EXERCISE DIRECTIONS: Each line of the listing that contains the word "Microorganisms" is to be copied.

PROVIDED RECORDS:
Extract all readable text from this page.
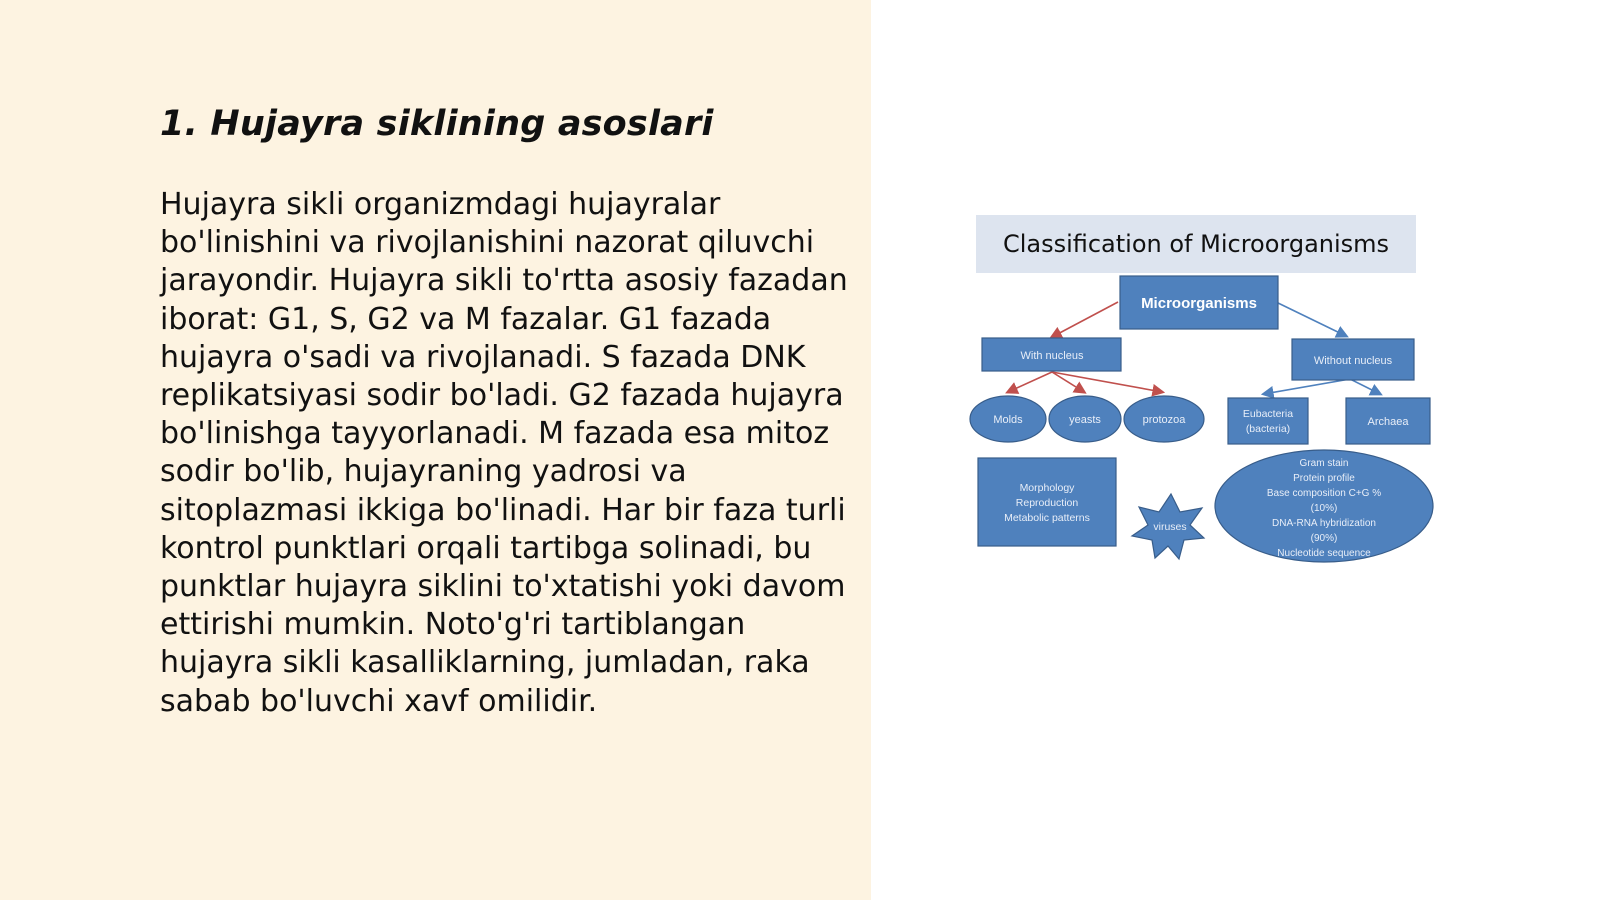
1. Hujayra siklining asoslari

Hujayra sikli organizmdagi hujayralar bo'linishini va rivojlanishini nazorat qiluvchi jarayondir. Hujayra sikli to'rtta asosiy fazadan iborat: G1, S, G2 va M fazalar. G1 fazada hujayra o'sadi va rivojlanadi. S fazada DNK replikatsiyasi sodir bo'ladi. G2 fazada hujayra bo'linishga tayyorlanadi. M fazada esa mitoz sodir bo'lib, hujayraning yadrosi va sitoplazmasi ikkiga bo'linadi. Har bir faza turli kontrol punktlari orqali tartibga solinadi, bu punktlar hujayra siklini to'xtatishi yoki davom ettirishi mumkin. Noto'g'ri tartiblangan hujayra sikli kasalliklarning, jumladan, raka sabab bo'luvchi xavf omilidir.

Classification of Microorganisms
Microorganisms
With nucleus	Without nucleus
Molds	yeasts	protozoa	Eubacteria
(bacteria)
Archaea
Morphology
Reproduction
Metabolic patterns
viruses
Gram stain
Protein profile
Base composition C+G %
(10%)
DNA-RNA hybridization
(90%)
Nucleotide sequence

EXERCISE RESPONSE:
Classification of Microorganisms
Microorganisms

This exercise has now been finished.